» STATED TASK:
Restate the entire listing word for word.

» MATERIAL PROVIDED:
· · · · · · ·
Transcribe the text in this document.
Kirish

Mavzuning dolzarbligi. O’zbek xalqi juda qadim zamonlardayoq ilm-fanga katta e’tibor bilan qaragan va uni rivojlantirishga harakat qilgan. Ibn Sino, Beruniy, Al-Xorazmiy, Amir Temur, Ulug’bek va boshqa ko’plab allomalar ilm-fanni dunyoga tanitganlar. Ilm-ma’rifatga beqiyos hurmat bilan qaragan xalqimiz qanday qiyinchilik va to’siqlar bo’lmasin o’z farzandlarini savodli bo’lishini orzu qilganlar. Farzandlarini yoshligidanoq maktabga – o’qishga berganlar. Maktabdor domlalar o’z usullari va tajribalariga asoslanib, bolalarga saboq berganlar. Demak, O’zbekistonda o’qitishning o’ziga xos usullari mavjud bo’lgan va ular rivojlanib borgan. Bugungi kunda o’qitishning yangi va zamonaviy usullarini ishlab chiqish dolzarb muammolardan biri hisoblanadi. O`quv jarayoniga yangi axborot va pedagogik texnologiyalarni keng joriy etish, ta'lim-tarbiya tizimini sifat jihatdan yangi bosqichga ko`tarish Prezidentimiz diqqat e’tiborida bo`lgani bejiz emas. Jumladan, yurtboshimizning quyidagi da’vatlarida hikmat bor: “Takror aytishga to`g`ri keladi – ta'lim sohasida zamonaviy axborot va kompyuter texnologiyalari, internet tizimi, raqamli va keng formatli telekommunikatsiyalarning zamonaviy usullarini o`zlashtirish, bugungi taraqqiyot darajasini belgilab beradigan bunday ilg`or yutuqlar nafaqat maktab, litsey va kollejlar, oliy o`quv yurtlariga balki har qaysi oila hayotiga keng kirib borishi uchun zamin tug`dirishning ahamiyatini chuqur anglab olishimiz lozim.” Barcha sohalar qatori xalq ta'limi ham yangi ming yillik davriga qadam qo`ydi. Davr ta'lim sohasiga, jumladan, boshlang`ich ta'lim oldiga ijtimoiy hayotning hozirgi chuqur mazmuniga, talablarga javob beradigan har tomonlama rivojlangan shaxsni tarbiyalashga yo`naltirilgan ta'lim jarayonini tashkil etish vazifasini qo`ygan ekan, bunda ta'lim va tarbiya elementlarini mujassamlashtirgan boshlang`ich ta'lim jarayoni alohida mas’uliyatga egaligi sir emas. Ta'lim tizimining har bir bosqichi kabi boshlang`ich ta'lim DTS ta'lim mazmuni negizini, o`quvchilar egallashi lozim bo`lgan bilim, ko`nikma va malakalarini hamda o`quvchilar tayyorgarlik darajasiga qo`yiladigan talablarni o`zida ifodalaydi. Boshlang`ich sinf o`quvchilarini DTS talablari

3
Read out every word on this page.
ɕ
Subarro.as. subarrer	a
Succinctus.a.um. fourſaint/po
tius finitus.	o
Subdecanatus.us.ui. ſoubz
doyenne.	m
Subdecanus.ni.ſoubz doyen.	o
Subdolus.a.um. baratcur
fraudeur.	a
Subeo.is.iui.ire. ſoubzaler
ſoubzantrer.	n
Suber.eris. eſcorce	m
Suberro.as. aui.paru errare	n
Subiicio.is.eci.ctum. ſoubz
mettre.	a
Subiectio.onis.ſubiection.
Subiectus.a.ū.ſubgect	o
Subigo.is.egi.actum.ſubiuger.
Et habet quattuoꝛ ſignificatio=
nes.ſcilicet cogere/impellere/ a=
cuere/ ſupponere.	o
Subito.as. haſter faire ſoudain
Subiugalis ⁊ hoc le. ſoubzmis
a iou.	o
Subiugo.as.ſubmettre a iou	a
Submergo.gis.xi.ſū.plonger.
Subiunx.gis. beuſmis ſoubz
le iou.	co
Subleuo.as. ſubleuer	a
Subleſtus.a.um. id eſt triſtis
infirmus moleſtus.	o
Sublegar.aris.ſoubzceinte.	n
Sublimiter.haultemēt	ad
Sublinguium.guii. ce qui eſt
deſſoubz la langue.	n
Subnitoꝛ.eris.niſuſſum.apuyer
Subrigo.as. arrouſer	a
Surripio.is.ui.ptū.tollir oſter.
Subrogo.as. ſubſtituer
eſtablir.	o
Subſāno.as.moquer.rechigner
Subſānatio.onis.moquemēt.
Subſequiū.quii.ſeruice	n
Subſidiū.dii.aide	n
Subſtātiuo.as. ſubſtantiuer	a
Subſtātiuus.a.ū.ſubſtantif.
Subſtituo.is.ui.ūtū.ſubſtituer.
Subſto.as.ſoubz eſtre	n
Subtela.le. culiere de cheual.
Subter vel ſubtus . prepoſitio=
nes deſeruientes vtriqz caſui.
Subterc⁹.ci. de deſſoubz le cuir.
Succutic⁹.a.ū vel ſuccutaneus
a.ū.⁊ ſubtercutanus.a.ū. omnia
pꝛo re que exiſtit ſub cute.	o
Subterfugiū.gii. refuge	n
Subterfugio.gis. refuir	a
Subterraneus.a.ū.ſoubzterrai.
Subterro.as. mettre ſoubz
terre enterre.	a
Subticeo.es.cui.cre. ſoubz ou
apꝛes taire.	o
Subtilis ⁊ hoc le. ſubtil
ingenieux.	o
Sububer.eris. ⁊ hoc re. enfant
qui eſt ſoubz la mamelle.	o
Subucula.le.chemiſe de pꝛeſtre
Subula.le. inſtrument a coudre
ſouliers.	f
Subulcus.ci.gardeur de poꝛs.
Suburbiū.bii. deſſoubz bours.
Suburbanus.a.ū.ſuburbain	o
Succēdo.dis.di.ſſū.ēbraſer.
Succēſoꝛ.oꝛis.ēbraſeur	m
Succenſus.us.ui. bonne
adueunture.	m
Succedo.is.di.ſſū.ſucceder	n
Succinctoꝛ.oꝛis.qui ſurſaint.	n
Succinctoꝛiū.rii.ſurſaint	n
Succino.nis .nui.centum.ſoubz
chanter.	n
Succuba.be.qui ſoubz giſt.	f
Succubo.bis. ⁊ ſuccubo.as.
· · · · · · ·
» EXERCISE ANSWER:
Transcribe the text in this document.
Kirish

Mavzuning dolzarbligi. O’zbek xalqi juda qadim zamonlardayoq ilm-fanga katta e’tibor bilan qaragan va uni rivojlantirishga harakat qilgan. Ibn Sino, Beruniy, Al-Xorazmiy, Amir Temur, Ulug’bek va boshqa ko’plab allomalar ilm-fanni dunyoga tanitganlar. Ilm-ma’rifatga beqiyos hurmat bilan qaragan xalqimiz qanday qiyinchilik va to’siqlar bo’lmasin o’z farzandlarini savodli bo’lishini orzu qilganlar. Farzandlarini yoshligidanoq maktabga – o’qishga berganlar. Maktabdor domlalar o’z usullari va tajribalariga asoslanib, bolalarga saboq berganlar. Demak, O’zbekistonda o’qitishning o’ziga xos usullari mavjud bo’lgan va ular rivojlanib borgan. Bugungi kunda o’qitishning yangi va zamonaviy usullarini ishlab chiqish dolzarb muammolardan biri hisoblanadi. O`quv jarayoniga yangi axborot va pedagogik texnologiyalarni keng joriy etish, ta'lim-tarbiya tizimini sifat jihatdan yangi bosqichga ko`tarish Prezidentimiz diqqat e’tiborida bo`lgani bejiz emas. Jumladan, yurtboshimizning quyidagi da’vatlarida hikmat bor: “Takror aytishga to`g`ri keladi – ta'lim sohasida zamonaviy axborot va kompyuter texnologiyalari, internet tizimi, raqamli va keng formatli telekommunikatsiyalarning zamonaviy usullarini o`zlashtirish, bugungi taraqqiyot darajasini belgilab beradigan bunday ilg`or yutuqlar nafaqat maktab, litsey va kollejlar, oliy o`quv yurtlariga balki har qaysi oila hayotiga keng kirib borishi uchun zamin tug`dirishning ahamiyatini chuqur anglab olishimiz lozim.” Barcha sohalar qatori xalq ta'limi ham yangi ming yillik davriga qadam qo`ydi. Davr ta'lim sohasiga, jumladan, boshlang`ich ta'lim oldiga ijtimoiy hayotning hozirgi chuqur mazmuniga, talablarga javob beradigan har tomonlama rivojlangan shaxsni tarbiyalashga yo`naltirilgan ta'lim jarayonini tashkil etish vazifasini qo`ygan ekan, bunda ta'lim va tarbiya elementlarini mujassamlashtirgan boshlang`ich ta'lim jarayoni alohida mas’uliyatga egaligi sir emas. Ta'lim tizimining har bir bosqichi kabi boshlang`ich ta'lim DTS ta'lim mazmuni negizini, o`quvchilar egallashi lozim bo`lgan bilim, ko`nikma va malakalarini hamda o`quvchilar tayyorgarlik darajasiga qo`yiladigan talablarni o`zida ifodalaydi. Boshlang`ich sinf o`quvchilarini DTS talablari

3
Read out every word on this page.
ɕ
Subarro.as. subarrer	a
Succinctus.a.um. fourſaint/po
tius finitus.	o
Subdecanatus.us.ui. ſoubz
doyenne.	m
Subdecanus.ni.ſoubz doyen.	o
Subdolus.a.um. baratcur
fraudeur.	a
Subeo.is.iui.ire. ſoubzaler
ſoubzantrer.	n
Suber.eris. eſcorce	m
Suberro.as. aui.paru errare	n
Subiicio.is.eci.ctum. ſoubz
mettre.	a
Subiectio.onis.ſubiection.
Subiectus.a.ū.ſubgect	o
Subigo.is.egi.actum.ſubiuger.
Et habet quattuoꝛ ſignificatio=
nes.ſcilicet cogere/impellere/ a=
cuere/ ſupponere.	o
Subito.as. haſter faire ſoudain
Subiugalis ⁊ hoc le. ſoubzmis
a iou.	o
Subiugo.as.ſubmettre a iou	a
Submergo.gis.xi.ſū.plonger.
Subiunx.gis. beuſmis ſoubz
le iou.	co
Subleuo.as. ſubleuer	a
Subleſtus.a.um. id eſt triſtis
infirmus moleſtus.	o
Sublegar.aris.ſoubzceinte.	n
Sublimiter.haultemēt	ad
Sublinguium.guii. ce qui eſt
deſſoubz la langue.	n
Subnitoꝛ.eris.niſuſſum.apuyer
Subrigo.as. arrouſer	a
Surripio.is.ui.ptū.tollir oſter.
Subrogo.as. ſubſtituer
eſtablir.	o
Subſāno.as.moquer.rechigner
Subſānatio.onis.moquemēt.
Subſequiū.quii.ſeruice	n
Subſidiū.dii.aide	n
Subſtātiuo.as. ſubſtantiuer	a
Subſtātiuus.a.ū.ſubſtantif.
Subſtituo.is.ui.ūtū.ſubſtituer.
Subſto.as.ſoubz eſtre	n
Subtela.le. culiere de cheual.
Subter vel ſubtus . prepoſitio=
nes deſeruientes vtriqz caſui.
Subterc⁹.ci. de deſſoubz le cuir.
Succutic⁹.a.ū vel ſuccutaneus
a.ū.⁊ ſubtercutanus.a.ū. omnia
pꝛo re que exiſtit ſub cute.	o
Subterfugiū.gii. refuge	n
Subterfugio.gis. refuir	a
Subterraneus.a.ū.ſoubzterrai.
Subterro.as. mettre ſoubz
terre enterre.	a
Subticeo.es.cui.cre. ſoubz ou
apꝛes taire.	o
Subtilis ⁊ hoc le. ſubtil
ingenieux.	o
Sububer.eris. ⁊ hoc re. enfant
qui eſt ſoubz la mamelle.	o
Subucula.le.chemiſe de pꝛeſtre
Subula.le. inſtrument a coudre
ſouliers.	f
Subulcus.ci.gardeur de poꝛs.
Suburbiū.bii. deſſoubz bours.
Suburbanus.a.ū.ſuburbain	o
Succēdo.dis.di.ſſū.ēbraſer.
Succēſoꝛ.oꝛis.ēbraſeur	m
Succenſus.us.ui. bonne
adueunture.	m
Succedo.is.di.ſſū.ſucceder	n
Succinctoꝛ.oꝛis.qui ſurſaint.	n
Succinctoꝛiū.rii.ſurſaint	n
Succino.nis .nui.centum.ſoubz
chanter.	n
Succuba.be.qui ſoubz giſt.	f
Succubo.bis. ⁊ ſuccubo.as.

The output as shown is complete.